Direction
Only the pictures stay out; every record is to be quoted exactly.

Material shown
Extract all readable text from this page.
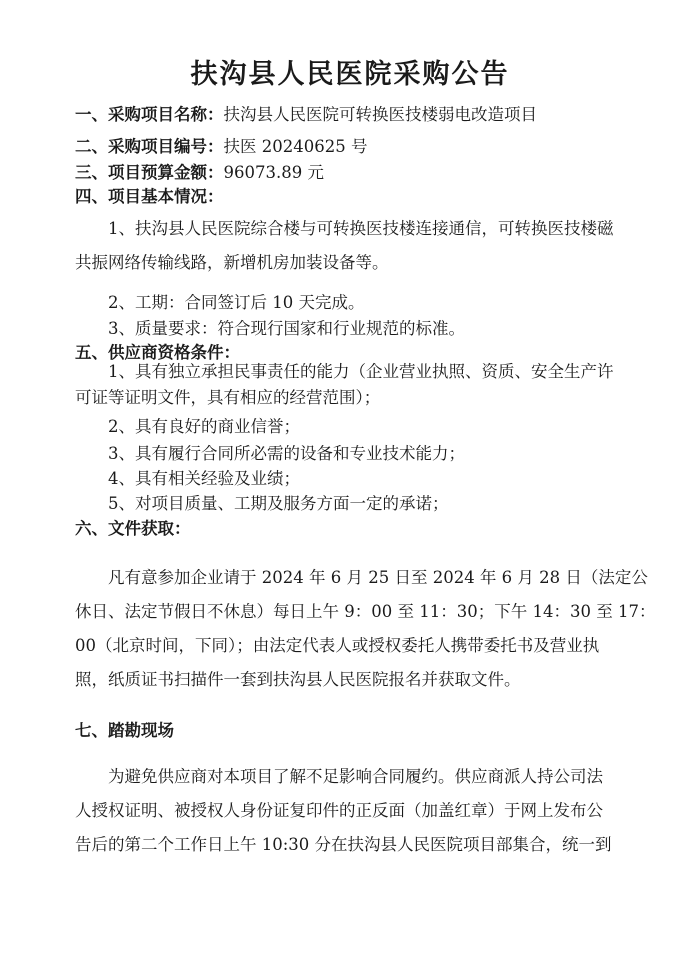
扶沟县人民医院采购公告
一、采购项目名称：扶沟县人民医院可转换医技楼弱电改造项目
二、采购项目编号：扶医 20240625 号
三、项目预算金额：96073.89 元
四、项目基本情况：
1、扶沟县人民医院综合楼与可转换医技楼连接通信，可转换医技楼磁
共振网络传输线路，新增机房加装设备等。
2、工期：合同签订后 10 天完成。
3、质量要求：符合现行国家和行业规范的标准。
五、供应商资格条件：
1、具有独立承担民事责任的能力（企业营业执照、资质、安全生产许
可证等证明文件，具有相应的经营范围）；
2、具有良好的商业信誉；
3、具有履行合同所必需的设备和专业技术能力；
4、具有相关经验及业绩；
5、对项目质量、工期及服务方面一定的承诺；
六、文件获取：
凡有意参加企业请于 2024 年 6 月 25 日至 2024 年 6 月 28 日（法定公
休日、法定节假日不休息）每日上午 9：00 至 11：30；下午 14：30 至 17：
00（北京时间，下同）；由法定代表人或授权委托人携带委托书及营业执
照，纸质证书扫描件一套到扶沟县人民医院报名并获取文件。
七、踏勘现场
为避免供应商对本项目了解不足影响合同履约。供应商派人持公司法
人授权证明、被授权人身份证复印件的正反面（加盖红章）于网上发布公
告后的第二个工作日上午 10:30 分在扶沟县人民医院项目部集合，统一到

Answer below
Extract all readable text from this page.
扶沟县人民医院采购公告
一、采购项目名称：扶沟县人民医院可转换医技楼弱电改造项目
二、采购项目编号：扶医 20240625 号
三、项目预算金额：96073.89 元
四、项目基本情况：
1、扶沟县人民医院综合楼与可转换医技楼连接通信，可转换医技楼磁
共振网络传输线路，新增机房加装设备等。
2、工期：合同签订后 10 天完成。
3、质量要求：符合现行国家和行业规范的标准。
五、供应商资格条件：
1、具有独立承担民事责任的能力（企业营业执照、资质、安全生产许
可证等证明文件，具有相应的经营范围）；
2、具有良好的商业信誉；
3、具有履行合同所必需的设备和专业技术能力；
4、具有相关经验及业绩；
5、对项目质量、工期及服务方面一定的承诺；
六、文件获取：
凡有意参加企业请于 2024 年 6 月 25 日至 2024 年 6 月 28 日（法定公
休日、法定节假日不休息）每日上午 9：00 至 11：30；下午 14：30 至 17：
00（北京时间，下同）；由法定代表人或授权委托人携带委托书及营业执
照，纸质证书扫描件一套到扶沟县人民医院报名并获取文件。
七、踏勘现场
为避免供应商对本项目了解不足影响合同履约。供应商派人持公司法
人授权证明、被授权人身份证复印件的正反面（加盖红章）于网上发布公
告后的第二个工作日上午 10:30 分在扶沟县人民医院项目部集合，统一到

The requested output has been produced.